:: Work to complete ::
Nothing may be dropped or altered: reproduce all the data.

:: Given data ::
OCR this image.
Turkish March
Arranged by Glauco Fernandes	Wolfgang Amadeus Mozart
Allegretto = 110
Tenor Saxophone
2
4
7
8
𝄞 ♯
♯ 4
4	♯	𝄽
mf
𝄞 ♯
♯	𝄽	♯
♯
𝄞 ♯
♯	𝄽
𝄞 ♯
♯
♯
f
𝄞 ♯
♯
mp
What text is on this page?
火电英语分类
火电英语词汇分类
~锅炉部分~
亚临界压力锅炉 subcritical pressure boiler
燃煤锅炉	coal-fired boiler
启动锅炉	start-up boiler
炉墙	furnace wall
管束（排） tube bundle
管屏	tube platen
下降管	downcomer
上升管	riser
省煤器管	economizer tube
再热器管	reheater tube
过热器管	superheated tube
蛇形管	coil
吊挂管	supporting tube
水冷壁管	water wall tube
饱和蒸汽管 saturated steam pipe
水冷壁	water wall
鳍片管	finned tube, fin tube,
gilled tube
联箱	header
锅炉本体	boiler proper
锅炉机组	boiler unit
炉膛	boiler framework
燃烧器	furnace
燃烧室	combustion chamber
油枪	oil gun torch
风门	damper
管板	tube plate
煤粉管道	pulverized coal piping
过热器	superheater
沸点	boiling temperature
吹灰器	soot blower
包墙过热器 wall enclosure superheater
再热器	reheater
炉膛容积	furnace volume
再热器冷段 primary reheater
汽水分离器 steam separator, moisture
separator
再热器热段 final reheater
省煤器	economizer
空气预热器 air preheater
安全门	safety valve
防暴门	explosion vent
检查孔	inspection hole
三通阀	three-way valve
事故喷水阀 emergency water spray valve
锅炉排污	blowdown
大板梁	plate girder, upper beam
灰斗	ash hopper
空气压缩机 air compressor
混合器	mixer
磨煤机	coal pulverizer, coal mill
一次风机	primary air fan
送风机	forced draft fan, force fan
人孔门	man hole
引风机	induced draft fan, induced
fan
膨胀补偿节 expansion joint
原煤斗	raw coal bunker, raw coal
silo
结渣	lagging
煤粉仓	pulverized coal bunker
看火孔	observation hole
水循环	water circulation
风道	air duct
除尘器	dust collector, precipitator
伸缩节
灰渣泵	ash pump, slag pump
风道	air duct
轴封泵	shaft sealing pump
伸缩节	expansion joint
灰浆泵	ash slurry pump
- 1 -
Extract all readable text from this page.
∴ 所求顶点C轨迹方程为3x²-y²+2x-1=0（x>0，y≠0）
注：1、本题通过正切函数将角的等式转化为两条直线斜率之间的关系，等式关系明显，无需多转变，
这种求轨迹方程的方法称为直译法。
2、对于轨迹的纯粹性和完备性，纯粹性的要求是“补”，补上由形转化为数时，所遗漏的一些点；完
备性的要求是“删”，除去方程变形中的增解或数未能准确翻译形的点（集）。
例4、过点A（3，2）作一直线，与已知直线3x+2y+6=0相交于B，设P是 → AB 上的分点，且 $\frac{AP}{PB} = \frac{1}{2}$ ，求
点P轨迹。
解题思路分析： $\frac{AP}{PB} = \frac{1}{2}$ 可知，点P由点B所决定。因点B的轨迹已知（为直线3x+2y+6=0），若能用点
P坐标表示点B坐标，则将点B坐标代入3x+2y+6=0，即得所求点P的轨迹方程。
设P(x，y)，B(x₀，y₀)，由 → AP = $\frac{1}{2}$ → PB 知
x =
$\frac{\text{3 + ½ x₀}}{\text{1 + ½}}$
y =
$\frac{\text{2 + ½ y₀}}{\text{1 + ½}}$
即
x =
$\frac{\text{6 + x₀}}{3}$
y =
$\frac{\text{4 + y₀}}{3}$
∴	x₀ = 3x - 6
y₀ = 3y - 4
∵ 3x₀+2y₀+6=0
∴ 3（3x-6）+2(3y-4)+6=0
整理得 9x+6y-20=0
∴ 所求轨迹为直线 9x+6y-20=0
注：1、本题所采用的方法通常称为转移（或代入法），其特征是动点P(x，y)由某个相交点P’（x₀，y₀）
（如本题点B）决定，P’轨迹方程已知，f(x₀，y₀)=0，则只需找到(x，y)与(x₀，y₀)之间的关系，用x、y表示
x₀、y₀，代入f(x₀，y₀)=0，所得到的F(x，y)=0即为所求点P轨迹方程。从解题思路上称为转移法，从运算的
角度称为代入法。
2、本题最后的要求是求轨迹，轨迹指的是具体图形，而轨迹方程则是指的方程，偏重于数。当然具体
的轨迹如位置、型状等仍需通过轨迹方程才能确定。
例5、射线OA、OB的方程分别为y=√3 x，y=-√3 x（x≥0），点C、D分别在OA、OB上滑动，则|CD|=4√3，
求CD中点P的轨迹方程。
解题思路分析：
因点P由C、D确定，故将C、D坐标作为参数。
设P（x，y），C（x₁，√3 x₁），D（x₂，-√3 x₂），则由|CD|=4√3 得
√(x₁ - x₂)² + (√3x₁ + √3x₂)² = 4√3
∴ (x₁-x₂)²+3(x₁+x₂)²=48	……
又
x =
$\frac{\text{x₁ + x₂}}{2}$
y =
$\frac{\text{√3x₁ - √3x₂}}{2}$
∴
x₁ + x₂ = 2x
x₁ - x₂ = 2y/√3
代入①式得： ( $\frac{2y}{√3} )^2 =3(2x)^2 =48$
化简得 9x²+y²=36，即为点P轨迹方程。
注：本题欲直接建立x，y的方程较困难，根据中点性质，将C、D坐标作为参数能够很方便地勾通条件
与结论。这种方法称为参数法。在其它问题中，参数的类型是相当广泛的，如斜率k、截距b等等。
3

:: Exercise answer ::
OCR this image.
Turkish March
Arranged by Glauco Fernandes	Wolfgang Amadeus Mozart
Allegretto = 110
Tenor Saxophone
2
4
7
8
𝄞 ♯
♯ 4
4	♯	𝄽
mf
𝄞 ♯
♯	𝄽	♯
♯
𝄞 ♯
♯	𝄽
𝄞 ♯
♯
♯
f
𝄞 ♯
♯
mp
What text is on this page?
火电英语分类
火电英语词汇分类
~锅炉部分~
亚临界压力锅炉 subcritical pressure boiler
燃煤锅炉	coal-fired boiler
启动锅炉	start-up boiler
炉墙	furnace wall
管束（排） tube bundle
管屏	tube platen
下降管	downcomer
上升管	riser
省煤器管	economizer tube
再热器管	reheater tube
过热器管	superheated tube
蛇形管	coil
吊挂管	supporting tube
水冷壁管	water wall tube
饱和蒸汽管 saturated steam pipe
水冷壁	water wall
鳍片管	finned tube, fin tube,
gilled tube
联箱	header
锅炉本体	boiler proper
锅炉机组	boiler unit
炉膛	boiler framework
燃烧器	furnace
燃烧室	combustion chamber
油枪	oil gun torch
风门	damper
管板	tube plate
煤粉管道	pulverized coal piping
过热器	superheater
沸点	boiling temperature
吹灰器	soot blower
包墙过热器 wall enclosure superheater
再热器	reheater
炉膛容积	furnace volume
再热器冷段 primary reheater
汽水分离器 steam separator, moisture
separator
再热器热段 final reheater
省煤器	economizer
空气预热器 air preheater
安全门	safety valve
防暴门	explosion vent
检查孔	inspection hole
三通阀	three-way valve
事故喷水阀 emergency water spray valve
锅炉排污	blowdown
大板梁	plate girder, upper beam
灰斗	ash hopper
空气压缩机 air compressor
混合器	mixer
磨煤机	coal pulverizer, coal mill
一次风机	primary air fan
送风机	forced draft fan, force fan
人孔门	man hole
引风机	induced draft fan, induced
fan
膨胀补偿节 expansion joint
原煤斗	raw coal bunker, raw coal
silo
结渣	lagging
煤粉仓	pulverized coal bunker
看火孔	observation hole
水循环	water circulation
风道	air duct
除尘器	dust collector, precipitator
伸缩节
灰渣泵	ash pump, slag pump
风道	air duct
轴封泵	shaft sealing pump
伸缩节	expansion joint
灰浆泵	ash slurry pump
- 1 -
Extract all readable text from this page.
∴ 所求顶点C轨迹方程为3x²-y²+2x-1=0（x>0，y≠0）
注：1、本题通过正切函数将角的等式转化为两条直线斜率之间的关系，等式关系明显，无需多转变，
这种求轨迹方程的方法称为直译法。
2、对于轨迹的纯粹性和完备性，纯粹性的要求是“补”，补上由形转化为数时，所遗漏的一些点；完
备性的要求是“删”，除去方程变形中的增解或数未能准确翻译形的点（集）。
例4、过点A（3，2）作一直线，与已知直线3x+2y+6=0相交于B，设P是 → AB 上的分点，且 $\frac{AP}{PB} = \frac{1}{2}$ ，求
点P轨迹。
解题思路分析： $\frac{AP}{PB} = \frac{1}{2}$ 可知，点P由点B所决定。因点B的轨迹已知（为直线3x+2y+6=0），若能用点
P坐标表示点B坐标，则将点B坐标代入3x+2y+6=0，即得所求点P的轨迹方程。
设P(x，y)，B(x₀，y₀)，由 → AP = $\frac{1}{2}$ → PB 知
x =
$\frac{\text{3 + ½ x₀}}{\text{1 + ½}}$
y =
$\frac{\text{2 + ½ y₀}}{\text{1 + ½}}$
即
x =
$\frac{\text{6 + x₀}}{3}$
y =
$\frac{\text{4 + y₀}}{3}$
∴	x₀ = 3x - 6
y₀ = 3y - 4
∵ 3x₀+2y₀+6=0
∴ 3（3x-6）+2(3y-4)+6=0
整理得 9x+6y-20=0
∴ 所求轨迹为直线 9x+6y-20=0
注：1、本题所采用的方法通常称为转移（或代入法），其特征是动点P(x，y)由某个相交点P’（x₀，y₀）
（如本题点B）决定，P’轨迹方程已知，f(x₀，y₀)=0，则只需找到(x，y)与(x₀，y₀)之间的关系，用x、y表示
x₀、y₀，代入f(x₀，y₀)=0，所得到的F(x，y)=0即为所求点P轨迹方程。从解题思路上称为转移法，从运算的
角度称为代入法。
2、本题最后的要求是求轨迹，轨迹指的是具体图形，而轨迹方程则是指的方程，偏重于数。当然具体
的轨迹如位置、型状等仍需通过轨迹方程才能确定。
例5、射线OA、OB的方程分别为y=√3 x，y=-√3 x（x≥0），点C、D分别在OA、OB上滑动，则|CD|=4√3，
求CD中点P的轨迹方程。
解题思路分析：
因点P由C、D确定，故将C、D坐标作为参数。
设P（x，y），C（x₁，√3 x₁），D（x₂，-√3 x₂），则由|CD|=4√3 得
√(x₁ - x₂)² + (√3x₁ + √3x₂)² = 4√3
∴ (x₁-x₂)²+3(x₁+x₂)²=48	……
又
x =
$\frac{\text{x₁ + x₂}}{2}$
y =
$\frac{\text{√3x₁ - √3x₂}}{2}$
∴
x₁ + x₂ = 2x
x₁ - x₂ = 2y/√3
代入①式得： ( $\frac{2y}{√3} )^2 =3(2x)^2 =48$
化简得 9x²+y²=36，即为点P轨迹方程。
注：本题欲直接建立x，y的方程较困难，根据中点性质，将C、D坐标作为参数能够很方便地勾通条件
与结论。这种方法称为参数法。在其它问题中，参数的类型是相当广泛的，如斜率k、截距b等等。
3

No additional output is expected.